-- Tâches à réaliser --
**a)** D'après le texte sur l'hérédité de l'intelligence, en quelle année l'étude de Davies, Tenessa et al. a-t-elle été publiée ?
**b)** Recopiez le passage du texte sur l'hérédité de l'intelligence compris entre « Quand on mesure » et « cognitif d’un enfant. », bornes incluses.
**c)** Poursuivez le texte sur l'hérédité de l'intelligence à partir de sa dernière phrase.

-- Extrait choisi --
L'intelligence est-elle héréditaire?

Dernière mise à jour : 9 févr.


Quand on mesure l’intelligence, on se questionne souvent sur sa source. L’intelligence est-elle héréditaire, ou dépend-elle de l’environnement de chaque individu ?



Si nous prenons un enfant à la naissance et que nous le transposons dans deux environnements complètement distincts en termes de ressources, de stimulation et de soutien, est-ce que cela aura une incidence directe sur son degré d’intelligence et sur son développement ?


La très grande majorité d’entre nous répondront oui à cette question. De fait, de nombreuses études confirment que son environnement influence le développement cognitif d’un enfant.


Cependant, quelle part de notre intelligence provient de nos parents, est proprement héréditaire ?


Une étude publiée en 2011 par Davies, Tenessa et al. démontre qu’une grande part de l’héritabilité de l’intelligence, telle que celle-ci se manifeste à l’âge adulte moyen et avancé, peut être attribuée à la variation biologique en utilisant les données relatives aux polymorphismes nucléotidiques simples (SNP).


Rappelons que l’intelligence générale est un trait humain « mesurable » qui explique une grande partie de la variation des diverses capacités cognitives entre individus.


Les différences individuelles en matière d’intelligence sont fortement associées à de nombreux facteurs importants dans la vie, y compris le niveau d’éducation et les résultats professionnels, les revenus, la santé et la durée de vie.


Dans la recherche scientifique sur le sujet, les données provenant d’études sur les jumeaux et les familles sont cohérentes avec une héritabilité élevée de l’intelligence, mais cette inférence a été mise en doute au cours des deux dernières décennies dans différentes études.

-- Données fournies --
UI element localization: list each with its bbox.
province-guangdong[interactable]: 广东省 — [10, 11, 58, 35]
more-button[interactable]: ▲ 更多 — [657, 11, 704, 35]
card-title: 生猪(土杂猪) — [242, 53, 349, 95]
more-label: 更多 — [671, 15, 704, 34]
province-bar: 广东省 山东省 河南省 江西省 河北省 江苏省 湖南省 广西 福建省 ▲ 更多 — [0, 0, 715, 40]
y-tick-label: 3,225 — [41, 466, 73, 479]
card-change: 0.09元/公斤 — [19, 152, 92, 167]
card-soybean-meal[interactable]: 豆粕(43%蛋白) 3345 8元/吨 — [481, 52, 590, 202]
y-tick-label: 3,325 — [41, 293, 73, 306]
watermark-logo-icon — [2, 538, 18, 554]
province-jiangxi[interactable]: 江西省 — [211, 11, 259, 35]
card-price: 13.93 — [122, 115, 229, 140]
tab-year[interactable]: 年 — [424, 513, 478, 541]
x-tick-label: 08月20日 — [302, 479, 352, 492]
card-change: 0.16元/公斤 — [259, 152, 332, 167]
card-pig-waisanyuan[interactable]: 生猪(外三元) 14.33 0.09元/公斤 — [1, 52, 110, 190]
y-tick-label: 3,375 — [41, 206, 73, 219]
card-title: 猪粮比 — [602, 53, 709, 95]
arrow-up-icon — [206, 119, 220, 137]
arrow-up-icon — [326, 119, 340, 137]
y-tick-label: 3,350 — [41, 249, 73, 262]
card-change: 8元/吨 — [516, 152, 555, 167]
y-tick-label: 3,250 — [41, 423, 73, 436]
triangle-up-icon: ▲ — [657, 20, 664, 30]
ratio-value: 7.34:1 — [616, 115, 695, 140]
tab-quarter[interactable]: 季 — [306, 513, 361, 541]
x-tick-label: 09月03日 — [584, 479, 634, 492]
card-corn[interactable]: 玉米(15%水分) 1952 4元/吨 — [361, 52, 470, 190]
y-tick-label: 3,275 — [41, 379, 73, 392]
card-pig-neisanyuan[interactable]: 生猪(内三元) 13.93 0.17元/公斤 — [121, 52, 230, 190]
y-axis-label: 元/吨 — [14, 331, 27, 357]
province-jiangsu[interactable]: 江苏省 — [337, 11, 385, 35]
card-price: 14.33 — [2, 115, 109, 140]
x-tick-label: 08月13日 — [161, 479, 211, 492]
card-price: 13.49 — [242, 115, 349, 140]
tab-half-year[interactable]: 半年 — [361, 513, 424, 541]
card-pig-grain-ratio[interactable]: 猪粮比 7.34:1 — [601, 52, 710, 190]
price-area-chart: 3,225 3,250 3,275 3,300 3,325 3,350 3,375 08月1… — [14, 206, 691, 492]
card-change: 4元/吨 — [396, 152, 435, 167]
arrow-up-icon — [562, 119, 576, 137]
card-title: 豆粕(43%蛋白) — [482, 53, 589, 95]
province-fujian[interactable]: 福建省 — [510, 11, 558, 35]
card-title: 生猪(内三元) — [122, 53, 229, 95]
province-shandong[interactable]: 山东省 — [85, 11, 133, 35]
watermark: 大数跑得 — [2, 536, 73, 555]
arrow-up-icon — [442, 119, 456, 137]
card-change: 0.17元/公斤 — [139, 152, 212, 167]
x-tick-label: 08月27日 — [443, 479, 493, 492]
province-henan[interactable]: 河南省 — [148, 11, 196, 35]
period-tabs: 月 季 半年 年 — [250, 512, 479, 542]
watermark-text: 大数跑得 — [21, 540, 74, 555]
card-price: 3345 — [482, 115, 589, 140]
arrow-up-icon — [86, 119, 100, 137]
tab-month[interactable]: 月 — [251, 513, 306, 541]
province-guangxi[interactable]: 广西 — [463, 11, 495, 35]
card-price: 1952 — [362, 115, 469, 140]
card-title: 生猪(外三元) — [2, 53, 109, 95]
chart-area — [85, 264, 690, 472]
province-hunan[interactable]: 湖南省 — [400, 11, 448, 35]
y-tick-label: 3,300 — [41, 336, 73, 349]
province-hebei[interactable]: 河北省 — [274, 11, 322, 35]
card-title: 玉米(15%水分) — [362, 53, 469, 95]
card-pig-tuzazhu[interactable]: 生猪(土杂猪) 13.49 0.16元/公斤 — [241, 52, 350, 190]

-- Résultats obtenus --
**a)** En 2011.

**b)**
Quand on mesure l’intelligence, on se questionne souvent sur sa source. L’intelligence est-elle héréditaire, ou dépend-elle de l’environnement de chaque individu ?



Si nous prenons un enfant à la naissance et que nous le transposons dans deux environnements complètement distincts en termes de ressources, de stimulation et de soutien, est-ce que cela aura une incidence directe sur son degré d’intelligence et sur son développement ?


La très grande majorité d’entre nous répondront oui à cette question. De fait, de nombreuses études confirment que son environnement influence le développement cognitif d’un enfant.

**c)**
Dans une de ces études, les auteurs ont réalisé une analyse pangénomique de 3511 adultes non apparentés, à partir de données sur 549 692 polymorphismes nucléotidiques simples (SNP) et des phénotypes cognitifs détaillés de ces individus.


Dans leurs conclusions, ces chercheurs estiment que 40 % de la variation de l’intelligence de type cristallisé et 51 % de la variation de l’intelligence de type fluide entre les individus s’expliquent par le déséquilibre de liaison entre les marqueurs SNP communs génotypés et les variantes causales inconnues.


De plus, après avoir réparti la variation génétique sur les chromosomes individuels, ils ont constaté qu’en moyenne, les chromosomes les plus longs expliquent davantage les variations.


Enfin, en utilisant uniquement les données SNP, ils ont prédit 51 % de la variance des phénotypes cognitifs cristallisés et fluides dans un échantillon indépendant (P= 0,009 et 0,028, respectivement).


Leurs résultats confirment sans équivoque qu’une proportion substantielle des différences individuelles dans l’intelligence humaine est due à la variation génétique.